### [JOB]
Here are some records. Copy each one exactly.

=======

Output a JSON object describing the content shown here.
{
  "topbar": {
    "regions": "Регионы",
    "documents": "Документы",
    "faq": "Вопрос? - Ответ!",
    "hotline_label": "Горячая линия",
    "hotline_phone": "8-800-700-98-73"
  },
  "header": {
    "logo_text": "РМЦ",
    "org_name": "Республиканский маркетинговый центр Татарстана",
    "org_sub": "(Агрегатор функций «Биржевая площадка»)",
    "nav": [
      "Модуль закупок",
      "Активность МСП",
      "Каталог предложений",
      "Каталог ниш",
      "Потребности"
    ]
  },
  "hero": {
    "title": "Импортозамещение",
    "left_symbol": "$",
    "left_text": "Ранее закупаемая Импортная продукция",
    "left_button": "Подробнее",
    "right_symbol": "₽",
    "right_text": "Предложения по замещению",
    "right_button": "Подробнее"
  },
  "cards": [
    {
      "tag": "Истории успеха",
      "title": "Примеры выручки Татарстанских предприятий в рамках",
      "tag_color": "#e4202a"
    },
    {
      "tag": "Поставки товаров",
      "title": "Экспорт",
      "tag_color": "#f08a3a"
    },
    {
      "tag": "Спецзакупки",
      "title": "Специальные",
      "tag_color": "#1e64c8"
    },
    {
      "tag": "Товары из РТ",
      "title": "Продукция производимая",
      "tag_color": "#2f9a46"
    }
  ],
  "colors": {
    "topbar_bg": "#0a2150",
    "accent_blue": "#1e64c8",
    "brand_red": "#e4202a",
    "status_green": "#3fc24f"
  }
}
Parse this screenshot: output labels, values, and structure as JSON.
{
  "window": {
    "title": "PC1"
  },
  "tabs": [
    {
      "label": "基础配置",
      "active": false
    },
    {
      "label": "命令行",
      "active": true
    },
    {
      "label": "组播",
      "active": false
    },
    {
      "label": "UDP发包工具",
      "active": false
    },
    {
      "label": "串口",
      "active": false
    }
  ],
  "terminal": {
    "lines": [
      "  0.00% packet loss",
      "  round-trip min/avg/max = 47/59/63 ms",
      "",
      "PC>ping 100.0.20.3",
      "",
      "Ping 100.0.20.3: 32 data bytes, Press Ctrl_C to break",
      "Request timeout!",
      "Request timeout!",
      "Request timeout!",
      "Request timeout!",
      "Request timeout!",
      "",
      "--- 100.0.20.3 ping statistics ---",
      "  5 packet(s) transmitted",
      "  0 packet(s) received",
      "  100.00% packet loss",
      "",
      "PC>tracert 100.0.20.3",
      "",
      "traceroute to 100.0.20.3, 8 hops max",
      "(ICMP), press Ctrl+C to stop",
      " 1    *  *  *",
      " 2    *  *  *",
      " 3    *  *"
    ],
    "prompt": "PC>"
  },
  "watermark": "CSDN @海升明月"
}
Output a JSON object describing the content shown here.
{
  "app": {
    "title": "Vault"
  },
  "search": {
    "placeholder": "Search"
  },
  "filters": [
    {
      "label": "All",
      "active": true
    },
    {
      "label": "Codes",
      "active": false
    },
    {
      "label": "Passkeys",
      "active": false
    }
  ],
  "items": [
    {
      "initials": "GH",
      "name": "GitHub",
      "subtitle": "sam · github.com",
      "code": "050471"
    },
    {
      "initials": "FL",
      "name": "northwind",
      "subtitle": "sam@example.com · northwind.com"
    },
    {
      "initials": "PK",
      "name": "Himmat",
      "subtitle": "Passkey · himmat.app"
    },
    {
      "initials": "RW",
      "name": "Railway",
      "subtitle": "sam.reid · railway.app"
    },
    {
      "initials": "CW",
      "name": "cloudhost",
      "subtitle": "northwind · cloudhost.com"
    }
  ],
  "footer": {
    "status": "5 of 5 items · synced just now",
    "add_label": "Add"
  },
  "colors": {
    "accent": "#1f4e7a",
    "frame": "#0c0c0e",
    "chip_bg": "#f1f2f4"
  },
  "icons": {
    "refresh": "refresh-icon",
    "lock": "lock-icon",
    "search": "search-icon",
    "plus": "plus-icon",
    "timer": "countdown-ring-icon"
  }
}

=======

### [WORKED ANSWER]
Output a JSON object describing the content shown here.
{
  "topbar": {
    "regions": "Регионы",
    "documents": "Документы",
    "faq": "Вопрос? - Ответ!",
    "hotline_label": "Горячая линия",
    "hotline_phone": "8-800-700-98-73"
  },
  "header": {
    "logo_text": "РМЦ",
    "org_name": "Республиканский маркетинговый центр Татарстана",
    "org_sub": "(Агрегатор функций «Биржевая площадка»)",
    "nav": [
      "Модуль закупок",
      "Активность МСП",
      "Каталог предложений",
      "Каталог ниш",
      "Потребности"
    ]
  },
  "hero": {
    "title": "Импортозамещение",
    "left_symbol": "$",
    "left_text": "Ранее закупаемая Импортная продукция",
    "left_button": "Подробнее",
    "right_symbol": "₽",
    "right_text": "Предложения по замещению",
    "right_button": "Подробнее"
  },
  "cards": [
    {
      "tag": "Истории успеха",
      "title": "Примеры выручки Татарстанских предприятий в рамках",
      "tag_color": "#e4202a"
    },
    {
      "tag": "Поставки товаров",
      "title": "Экспорт",
      "tag_color": "#f08a3a"
    },
    {
      "tag": "Спецзакупки",
      "title": "Специальные",
      "tag_color": "#1e64c8"
    },
    {
      "tag": "Товары из РТ",
      "title": "Продукция производимая",
      "tag_color": "#2f9a46"
    }
  ],
  "colors": {
    "topbar_bg": "#0a2150",
    "accent_blue": "#1e64c8",
    "brand_red": "#e4202a",
    "status_green": "#3fc24f"
  }
}
Parse this screenshot: output labels, values, and structure as JSON.
{
  "window": {
    "title": "PC1"
  },
  "tabs": [
    {
      "label": "基础配置",
      "active": false
    },
    {
      "label": "命令行",
      "active": true
    },
    {
      "label": "组播",
      "active": false
    },
    {
      "label": "UDP发包工具",
      "active": false
    },
    {
      "label": "串口",
      "active": false
    }
  ],
  "terminal": {
    "lines": [
      "  0.00% packet loss",
      "  round-trip min/avg/max = 47/59/63 ms",
      "",
      "PC>ping 100.0.20.3",
      "",
      "Ping 100.0.20.3: 32 data bytes, Press Ctrl_C to break",
      "Request timeout!",
      "Request timeout!",
      "Request timeout!",
      "Request timeout!",
      "Request timeout!",
      "",
      "--- 100.0.20.3 ping statistics ---",
      "  5 packet(s) transmitted",
      "  0 packet(s) received",
      "  100.00% packet loss",
      "",
      "PC>tracert 100.0.20.3",
      "",
      "traceroute to 100.0.20.3, 8 hops max",
      "(ICMP), press Ctrl+C to stop",
      " 1    *  *  *",
      " 2    *  *  *",
      " 3    *  *"
    ],
    "prompt": "PC>"
  },
  "watermark": "CSDN @海升明月"
}
Output a JSON object describing the content shown here.
{
  "app": {
    "title": "Vault"
  },
  "search": {
    "placeholder": "Search"
  },
  "filters": [
    {
      "label": "All",
      "active": true
    },
    {
      "label": "Codes",
      "active": false
    },
    {
      "label": "Passkeys",
      "active": false
    }
  ],
  "items": [
    {
      "initials": "GH",
      "name": "GitHub",
      "subtitle": "sam · github.com",
      "code": "050471"
    },
    {
      "initials": "FL",
      "name": "northwind",
      "subtitle": "sam@example.com · northwind.com"
    },
    {
      "initials": "PK",
      "name": "Himmat",
      "subtitle": "Passkey · himmat.app"
    },
    {
      "initials": "RW",
      "name": "Railway",
      "subtitle": "sam.reid · railway.app"
    },
    {
      "initials": "CW",
      "name": "cloudhost",
      "subtitle": "northwind · cloudhost.com"
    }
  ],
  "footer": {
    "status": "5 of 5 items · synced just now",
    "add_label": "Add"
  },
  "colors": {
    "accent": "#1f4e7a",
    "frame": "#0c0c0e",
    "chip_bg": "#f1f2f4"
  },
  "icons": {
    "refresh": "refresh-icon",
    "lock": "lock-icon",
    "search": "search-icon",
    "plus": "plus-icon",
    "timer": "countdown-ring-icon"
  }
}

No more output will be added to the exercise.